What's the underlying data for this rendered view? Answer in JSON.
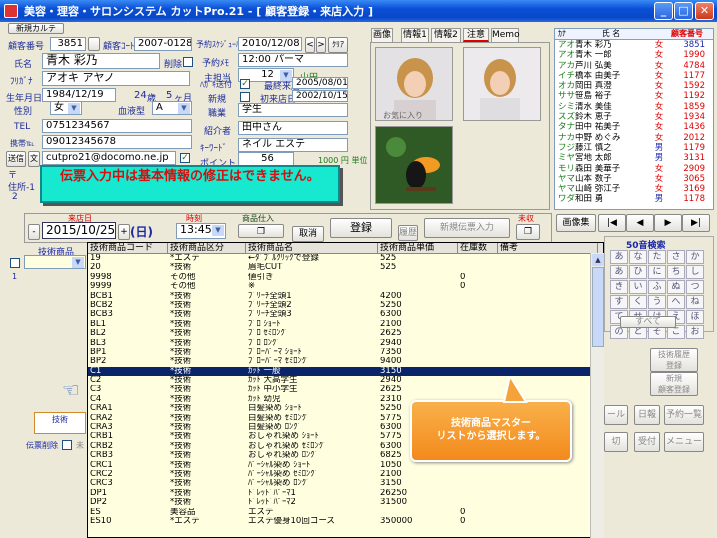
{
  "window": {
    "title": "美容・理容・サロンシステム カットPro.21 - [ 顧客登録・来店入力 ]",
    "min": "_",
    "max": "□",
    "close": "✕"
  },
  "customer": {
    "add_card": "新規カルテ",
    "number_label": "顧客番号",
    "number": "3851",
    "code_label": "顧客ｺｰﾄﾞ",
    "code": "2007-0128",
    "schedule_label": "予約ｽｹｼﾞｭｰﾙ",
    "schedule_date": "2010/12/08",
    "nav_prev": "<",
    "nav_next": ">",
    "clear": "ｸﾘｱ",
    "name_label": "氏名",
    "name": "青木 彩乃",
    "delete_label": "削除",
    "furigana_label": "ﾌﾘｶﾞﾅ",
    "furigana": "アオキ アヤノ",
    "birth_label": "生年月日",
    "birth": "1984/12/19",
    "age": "24",
    "age_unit": "歳",
    "months": "5",
    "month_unit": "ヶ月",
    "gender_label": "性別",
    "gender": "女",
    "blood_label": "血液型",
    "blood": "A",
    "tel_label": "TEL",
    "tel": "0751234567",
    "mobile_label": "携帯℡",
    "mobile": "09012345678",
    "mail_label1": "送信",
    "mail_label2": "文",
    "mail": "cutpro21@docomo.ne.jp",
    "check_mark": "✓",
    "memo_label": "予約ﾒﾓ",
    "memo": "12:00 パーマ",
    "staff_label": "主担当",
    "staff_no": "12",
    "staff_name": "山田",
    "dm_label": "ﾊｶﾞｷ送付",
    "last_visit_label": "最終来店",
    "last_visit": "2005/08/01",
    "new_label": "新規",
    "first_visit_label": "初来店日",
    "first_visit": "2002/10/15",
    "job_label": "職業",
    "job": "学生",
    "intro_label": "紹介者",
    "intro": "田中さん",
    "keyword_label": "ｷｰﾜｰﾄﾞ",
    "keyword": "ネイル エステ",
    "point_label": "ポイント",
    "point": "56",
    "point_unit": "1000 円 単位",
    "zip_label": "〒",
    "address_label": "住所-1",
    "address_num": "2"
  },
  "notice": "伝票入力中は基本情報の修正はできません。",
  "tabs": [
    "画像",
    "情報1",
    "情報2",
    "注意",
    "Memo"
  ],
  "photo_caption": "お気に入り",
  "right_list": {
    "headers": [
      "ｶﾅ",
      "氏 名",
      "",
      "顧客番号"
    ],
    "rows": [
      [
        "アオ",
        "青木 彩乃",
        "女",
        "3851"
      ],
      [
        "アオ",
        "青木 一郎",
        "女",
        "1990"
      ],
      [
        "アカ",
        "芦川 弘美",
        "女",
        "4784"
      ],
      [
        "イチ",
        "橋本 由美子",
        "女",
        "1177"
      ],
      [
        "オカ",
        "岡田 真澄",
        "女",
        "1592"
      ],
      [
        "ササ",
        "笹島 裕子",
        "女",
        "1192"
      ],
      [
        "シミ",
        "清水 美佳",
        "女",
        "1859"
      ],
      [
        "スズ",
        "鈴木 恵子",
        "女",
        "1934"
      ],
      [
        "タナ",
        "田中 祐美子",
        "女",
        "1436"
      ],
      [
        "ナカ",
        "中野 めぐみ",
        "女",
        "2012"
      ],
      [
        "フジ",
        "藤江 慎之",
        "男",
        "1179"
      ],
      [
        "ミヤ",
        "宮地 太郎",
        "男",
        "3131"
      ],
      [
        "モリ",
        "森田 美華子",
        "女",
        "2909"
      ],
      [
        "ヤマ",
        "山本 数子",
        "女",
        "3065"
      ],
      [
        "ヤマ",
        "山崎 弥江子",
        "女",
        "3169"
      ],
      [
        "ワダ",
        "和田 勇",
        "男",
        "1178"
      ]
    ]
  },
  "visit": {
    "date_label": "来店日",
    "date": "2015/10/25",
    "weekday": "(日)",
    "time_label": "時刻",
    "time": "13:45",
    "product_label": "商品仕入",
    "cancel": "取消",
    "register": "登録",
    "history": "履歴",
    "new_slip": "新規伝票入力",
    "unpaid_label": "未収",
    "image_btn": "画像集"
  },
  "tech_label": "技術商品",
  "grid": {
    "headers": [
      "技術商品コード",
      "技術商品区分",
      "技術商品名",
      "技術商品単価",
      "在庫数",
      "備考"
    ],
    "rows": [
      [
        "19",
        "*エステ",
        "←ﾀﾞﾌﾞﾙｸﾘｯｸで登録",
        "525",
        "",
        ""
      ],
      [
        "20",
        "*技術",
        "眉毛CUT",
        "525",
        "",
        ""
      ],
      [
        "9998",
        "その他",
        "値引き",
        "",
        "0",
        ""
      ],
      [
        "9999",
        "その他",
        "※",
        "",
        "0",
        ""
      ],
      [
        "BCB1",
        "*技術",
        "ﾌﾞﾘｰﾁ全頭1",
        "4200",
        "",
        ""
      ],
      [
        "BCB2",
        "*技術",
        "ﾌﾞﾘｰﾁ全頭2",
        "5250",
        "",
        ""
      ],
      [
        "BCB3",
        "*技術",
        "ﾌﾞﾘｰﾁ全頭3",
        "6300",
        "",
        ""
      ],
      [
        "BL1",
        "*技術",
        "ﾌﾞﾛ ｼｮｰﾄ",
        "2100",
        "",
        ""
      ],
      [
        "BL2",
        "*技術",
        "ﾌﾞﾛ ｾﾐﾛﾝｸﾞ",
        "2625",
        "",
        ""
      ],
      [
        "BL3",
        "*技術",
        "ﾌﾞﾛ ﾛﾝｸﾞ",
        "2940",
        "",
        ""
      ],
      [
        "BP1",
        "*技術",
        "ﾌﾞﾛｰﾊﾟｰﾏ ｼｮｰﾄ",
        "7350",
        "",
        ""
      ],
      [
        "BP2",
        "*技術",
        "ﾌﾞﾛｰﾊﾟｰﾏ ｾﾐﾛﾝｸﾞ",
        "9400",
        "",
        ""
      ],
      [
        "C1",
        "*技術",
        "ｶｯﾄ 一般",
        "3150",
        "",
        ""
      ],
      [
        "C2",
        "*技術",
        "ｶｯﾄ 大高学生",
        "2940",
        "",
        ""
      ],
      [
        "C3",
        "*技術",
        "ｶｯﾄ 中小学生",
        "2625",
        "",
        ""
      ],
      [
        "C4",
        "*技術",
        "ｶｯﾄ 幼児",
        "2310",
        "",
        ""
      ],
      [
        "CRA1",
        "*技術",
        "白髪染め ｼｮｰﾄ",
        "5250",
        "",
        ""
      ],
      [
        "CRA2",
        "*技術",
        "白髪染め ｾﾐﾛﾝｸﾞ",
        "5775",
        "",
        ""
      ],
      [
        "CRA3",
        "*技術",
        "白髪染め ﾛﾝｸﾞ",
        "6300",
        "",
        ""
      ],
      [
        "CRB1",
        "*技術",
        "おしゃれ染め ｼｮｰﾄ",
        "5775",
        "",
        ""
      ],
      [
        "CRB2",
        "*技術",
        "おしゃれ染め ｾﾐﾛﾝｸﾞ",
        "6300",
        "",
        ""
      ],
      [
        "CRB3",
        "*技術",
        "おしゃれ染め ﾛﾝｸﾞ",
        "6825",
        "",
        ""
      ],
      [
        "CRC1",
        "*技術",
        "ﾊﾟｰｼｬﾙ染め ｼｮｰﾄ",
        "1050",
        "",
        ""
      ],
      [
        "CRC2",
        "*技術",
        "ﾊﾟｰｼｬﾙ染め ｾﾐﾛﾝｸﾞ",
        "2100",
        "",
        ""
      ],
      [
        "CRC3",
        "*技術",
        "ﾊﾟｰｼｬﾙ染め ﾛﾝｸﾞ",
        "3150",
        "",
        ""
      ],
      [
        "DP1",
        "*技術",
        "ﾄﾞﾚｯﾄﾞﾊﾟｰﾏ1",
        "26250",
        "",
        ""
      ],
      [
        "DP2",
        "*技術",
        "ﾄﾞﾚｯﾄﾞﾊﾟｰﾏ2",
        "31500",
        "",
        ""
      ],
      [
        "ES",
        "美容品",
        "エステ",
        "",
        "0",
        ""
      ],
      [
        "ES10",
        "*エステ",
        "エステ優身10回コース",
        "350000",
        "0",
        ""
      ]
    ]
  },
  "callout": {
    "line1": "技術商品マスター",
    "line2": "リストから選択します。"
  },
  "kana_search": {
    "title": "50音検索",
    "keys": [
      "あ",
      "な",
      "た",
      "さ",
      "か",
      "あ",
      "ひ",
      "に",
      "ち",
      "し",
      "き",
      "い",
      "ふ",
      "ぬ",
      "つ",
      "す",
      "く",
      "う",
      "へ",
      "ね",
      "て",
      "せ",
      "け",
      "え",
      "ほ",
      "の",
      "と",
      "そ",
      "こ",
      "お"
    ],
    "all": "すべて"
  },
  "side_buttons": {
    "tech_history": "技術履歴",
    "tech_register": "登録",
    "new_customer1": "新規",
    "new_customer2": "顧客登録"
  },
  "bottom_buttons": [
    "ール",
    "日報",
    "予約一覧",
    "切",
    "受付",
    "メニュー"
  ],
  "left_bottom": {
    "tech": "技術",
    "slip_delete": "伝票削除",
    "not_done": "未"
  }
}
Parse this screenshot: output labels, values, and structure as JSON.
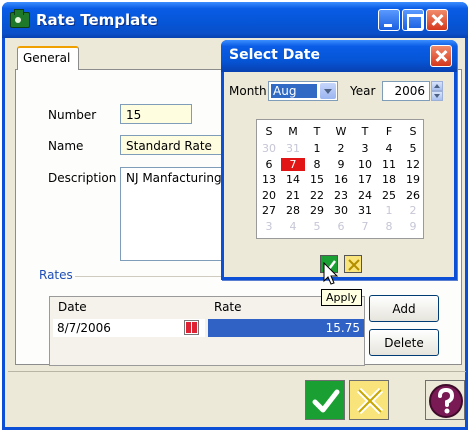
{
  "window": {
    "title": "Rate Template"
  },
  "tabs": [
    {
      "label": "General"
    }
  ],
  "form": {
    "number_label": "Number",
    "number_value": "15",
    "name_label": "Name",
    "name_value": "Standard Rate",
    "description_label": "Description",
    "description_value": "NJ Manfacturing"
  },
  "rates": {
    "section_label": "Rates",
    "columns": [
      "Date",
      "Rate"
    ],
    "rows": [
      {
        "date": "8/7/2006",
        "rate": "15.75"
      }
    ],
    "add_label": "Add",
    "delete_label": "Delete"
  },
  "date_popup": {
    "title": "Select Date",
    "month_label": "Month",
    "month_value": "Aug",
    "year_label": "Year",
    "year_value": "2006",
    "weekdays": [
      "S",
      "M",
      "T",
      "W",
      "T",
      "F",
      "S"
    ],
    "weeks": [
      [
        "30",
        "31",
        "1",
        "2",
        "3",
        "4",
        "5"
      ],
      [
        "6",
        "7",
        "8",
        "9",
        "10",
        "11",
        "12"
      ],
      [
        "13",
        "14",
        "15",
        "16",
        "17",
        "18",
        "19"
      ],
      [
        "20",
        "21",
        "22",
        "23",
        "24",
        "25",
        "26"
      ],
      [
        "27",
        "28",
        "29",
        "30",
        "31",
        "1",
        "2"
      ],
      [
        "3",
        "4",
        "5",
        "6",
        "7",
        "8",
        "9"
      ]
    ],
    "dim_cells": [
      [
        0,
        0
      ],
      [
        0,
        1
      ],
      [
        4,
        5
      ],
      [
        4,
        6
      ],
      [
        5,
        0
      ],
      [
        5,
        1
      ],
      [
        5,
        2
      ],
      [
        5,
        3
      ],
      [
        5,
        4
      ],
      [
        5,
        5
      ],
      [
        5,
        6
      ]
    ],
    "selected_cell": [
      1,
      1
    ],
    "apply_tooltip": "Apply"
  },
  "colors": {
    "title_blue": "#0655d6",
    "selection_blue": "#2f62c4",
    "selected_day_red": "#e11515",
    "ok_green": "#1aa032",
    "cancel_yellow": "#f8e47a",
    "rates_label_blue": "#1f4fb5"
  },
  "icons": {
    "app": "green-briefcase-icon",
    "ok": "checkmark-icon",
    "cancel": "x-icon",
    "help": "question-mark-icon",
    "calendar_small": "calendar-icon"
  }
}
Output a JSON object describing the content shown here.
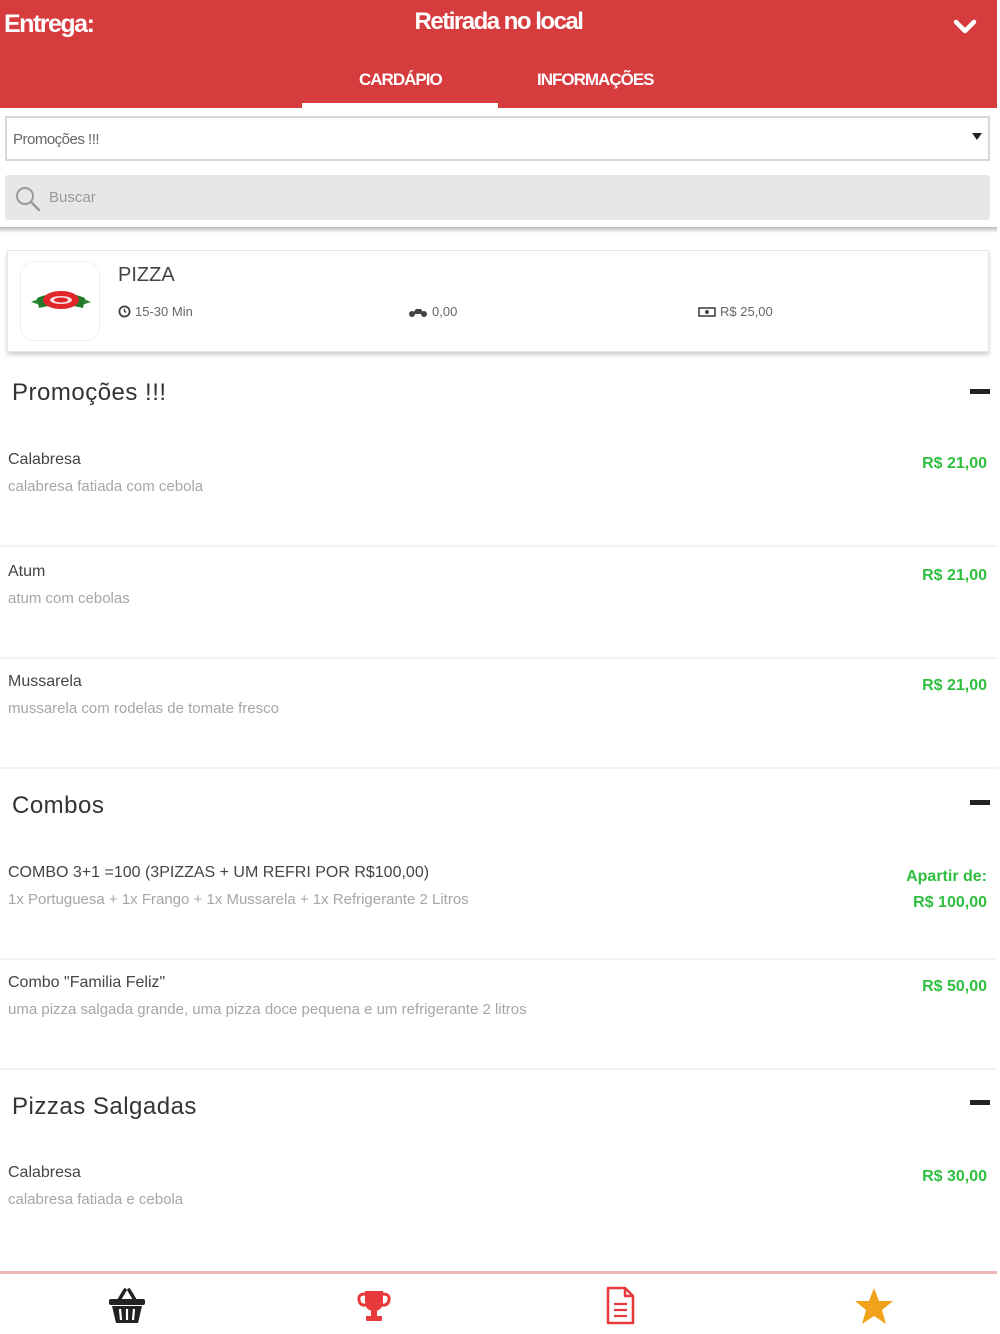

════

[Instruction] Select and copy every line of the listing with the word "ｾﾐﾛﾝｸﾞ".

[Written response]
        "ﾌﾞﾛ ｾﾐﾛﾝｸﾞ",
        "ﾌﾞﾛｰﾊﾟｰﾏ ｾﾐﾛﾝｸﾞ",
        "白髪染め ｾﾐﾛﾝｸﾞ",
        "おしゃれ染め ｾﾐﾛﾝｸﾞ",
        "ﾊﾟｰｼｬﾙ染め ｾﾐﾛﾝｸﾞ",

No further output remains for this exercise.